Every entry that follows should be repeated exactly; drop the images.

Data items

--------

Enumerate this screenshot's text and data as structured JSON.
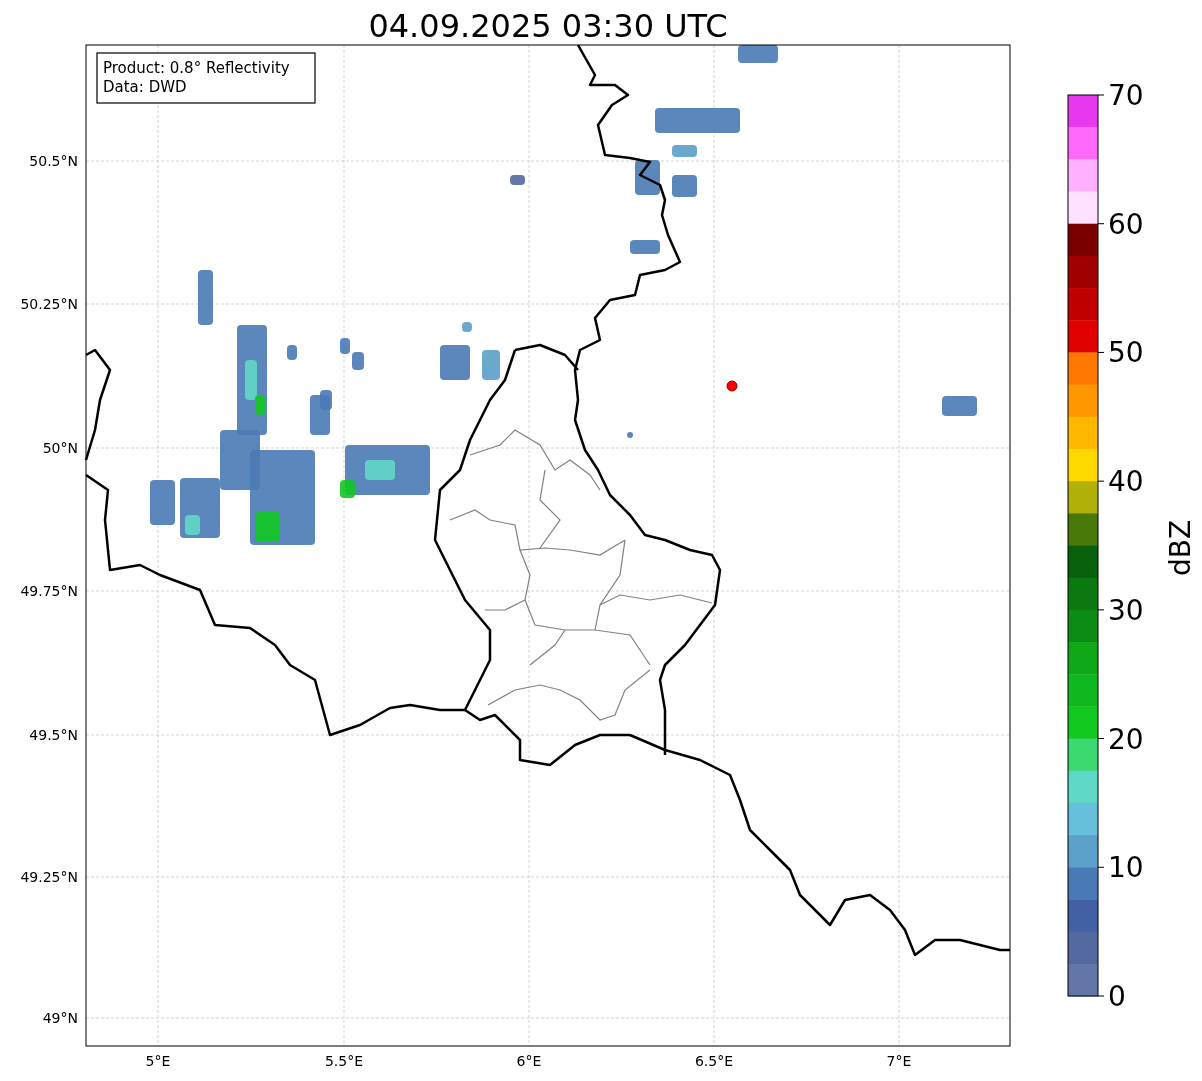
{
  "title": "04.09.2025 03:30 UTC",
  "info_box": {
    "lines": [
      "Product: 0.8° Reflectivity",
      "Data: DWD"
    ]
  },
  "map": {
    "xtick_labels": [
      "5°E",
      "5.5°E",
      "6°E",
      "6.5°E",
      "7°E"
    ],
    "ytick_labels": [
      "50.5°N",
      "50.25°N",
      "50°N",
      "49.75°N",
      "49.5°N",
      "49.25°N",
      "49°N"
    ]
  },
  "colorbar": {
    "label": "dBZ",
    "tick_labels": [
      "70",
      "60",
      "50",
      "40",
      "30",
      "20",
      "10",
      "0"
    ],
    "segments": [
      {
        "color": "#e838f0"
      },
      {
        "color": "#ff68f8"
      },
      {
        "color": "#ffb0ff"
      },
      {
        "color": "#ffe0ff"
      },
      {
        "color": "#780000"
      },
      {
        "color": "#a00000"
      },
      {
        "color": "#c00000"
      },
      {
        "color": "#e00000"
      },
      {
        "color": "#ff7800"
      },
      {
        "color": "#ff9800"
      },
      {
        "color": "#ffb800"
      },
      {
        "color": "#ffd800"
      },
      {
        "color": "#b0b008"
      },
      {
        "color": "#487808"
      },
      {
        "color": "#08600c"
      },
      {
        "color": "#0c7810"
      },
      {
        "color": "#0c8c14"
      },
      {
        "color": "#10a818"
      },
      {
        "color": "#10b820"
      },
      {
        "color": "#10c820"
      },
      {
        "color": "#3cd870"
      },
      {
        "color": "#60d8c8"
      },
      {
        "color": "#66c0dc"
      },
      {
        "color": "#5aa0c8"
      },
      {
        "color": "#4a7ab5"
      },
      {
        "color": "#4460a4"
      },
      {
        "color": "#5468a0"
      },
      {
        "color": "#6475a8"
      }
    ]
  }
}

--------

- Answer to this task
Enumerate this screenshot's text and data as structured JSON.
{
  "title": "04.09.2025 03:30 UTC",
  "info_box": {
    "lines": [
      "Product: 0.8° Reflectivity",
      "Data: DWD"
    ]
  },
  "map": {
    "xtick_labels": [
      "5°E",
      "5.5°E",
      "6°E",
      "6.5°E",
      "7°E"
    ],
    "ytick_labels": [
      "50.5°N",
      "50.25°N",
      "50°N",
      "49.75°N",
      "49.5°N",
      "49.25°N",
      "49°N"
    ]
  },
  "colorbar": {
    "label": "dBZ",
    "tick_labels": [
      "70",
      "60",
      "50",
      "40",
      "30",
      "20",
      "10",
      "0"
    ],
    "segments": [
      {
        "color": "#e838f0"
      },
      {
        "color": "#ff68f8"
      },
      {
        "color": "#ffb0ff"
      },
      {
        "color": "#ffe0ff"
      },
      {
        "color": "#780000"
      },
      {
        "color": "#a00000"
      },
      {
        "color": "#c00000"
      },
      {
        "color": "#e00000"
      },
      {
        "color": "#ff7800"
      },
      {
        "color": "#ff9800"
      },
      {
        "color": "#ffb800"
      },
      {
        "color": "#ffd800"
      },
      {
        "color": "#b0b008"
      },
      {
        "color": "#487808"
      },
      {
        "color": "#08600c"
      },
      {
        "color": "#0c7810"
      },
      {
        "color": "#0c8c14"
      },
      {
        "color": "#10a818"
      },
      {
        "color": "#10b820"
      },
      {
        "color": "#10c820"
      },
      {
        "color": "#3cd870"
      },
      {
        "color": "#60d8c8"
      },
      {
        "color": "#66c0dc"
      },
      {
        "color": "#5aa0c8"
      },
      {
        "color": "#4a7ab5"
      },
      {
        "color": "#4460a4"
      },
      {
        "color": "#5468a0"
      },
      {
        "color": "#6475a8"
      }
    ]
  }
}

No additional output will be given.